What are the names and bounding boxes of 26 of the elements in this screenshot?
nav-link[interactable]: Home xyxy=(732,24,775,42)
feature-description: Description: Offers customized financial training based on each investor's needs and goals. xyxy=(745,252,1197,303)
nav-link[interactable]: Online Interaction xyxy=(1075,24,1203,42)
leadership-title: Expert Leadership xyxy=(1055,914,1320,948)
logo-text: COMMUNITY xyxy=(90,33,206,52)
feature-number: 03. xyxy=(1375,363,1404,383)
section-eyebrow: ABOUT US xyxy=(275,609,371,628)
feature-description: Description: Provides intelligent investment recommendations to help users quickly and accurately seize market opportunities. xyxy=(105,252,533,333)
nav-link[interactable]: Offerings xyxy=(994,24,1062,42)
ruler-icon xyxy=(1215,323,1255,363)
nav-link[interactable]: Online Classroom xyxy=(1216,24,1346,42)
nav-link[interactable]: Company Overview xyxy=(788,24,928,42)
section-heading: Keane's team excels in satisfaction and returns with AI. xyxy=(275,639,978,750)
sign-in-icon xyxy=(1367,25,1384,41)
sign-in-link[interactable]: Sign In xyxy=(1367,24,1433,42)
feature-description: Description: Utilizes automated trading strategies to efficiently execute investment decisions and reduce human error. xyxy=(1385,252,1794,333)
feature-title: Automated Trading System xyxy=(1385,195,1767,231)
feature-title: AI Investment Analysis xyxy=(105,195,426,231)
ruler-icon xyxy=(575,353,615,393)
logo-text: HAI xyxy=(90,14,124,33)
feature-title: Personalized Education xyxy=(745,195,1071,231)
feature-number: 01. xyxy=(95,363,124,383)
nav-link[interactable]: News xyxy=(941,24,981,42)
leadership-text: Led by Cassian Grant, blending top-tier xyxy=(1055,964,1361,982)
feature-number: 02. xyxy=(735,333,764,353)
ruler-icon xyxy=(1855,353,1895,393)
..........
Gib die Zeilen vom Anfang der Daten bis einschließlich der Zeile mit "sign-in-link[interactable]: Sign In" als nummerierte Liste wieder und lass dabei Leerzeilen weg.

→ **Lösung der Aufgabe**:
1. What are the names and bounding boxes of 26 of the elements in this screenshot?
2. nav-link[interactable]: Home xyxy=(732,24,775,42)
3. feature-description: Description: Offers customized financial training based on each investor's needs and goals. xyxy=(745,252,1197,303)
4. nav-link[interactable]: Online Interaction xyxy=(1075,24,1203,42)
5. leadership-title: Expert Leadership xyxy=(1055,914,1320,948)
6. logo-text: COMMUNITY xyxy=(90,33,206,52)
7. feature-number: 03. xyxy=(1375,363,1404,383)
8. section-eyebrow: ABOUT US xyxy=(275,609,371,628)
9. feature-description: Description: Provides intelligent investment recommendations to help users quickly and accurately seize market opportunities. xyxy=(105,252,533,333)
10. nav-link[interactable]: Offerings xyxy=(994,24,1062,42)
11. ruler-icon xyxy=(1215,323,1255,363)
12. nav-link[interactable]: Online Classroom xyxy=(1216,24,1346,42)
13. nav-link[interactable]: Company Overview xyxy=(788,24,928,42)
14. section-heading: Keane's team excels in satisfaction and returns with AI. xyxy=(275,639,978,750)
15. sign-in-icon xyxy=(1367,25,1384,41)
16. sign-in-link[interactable]: Sign In xyxy=(1367,24,1433,42)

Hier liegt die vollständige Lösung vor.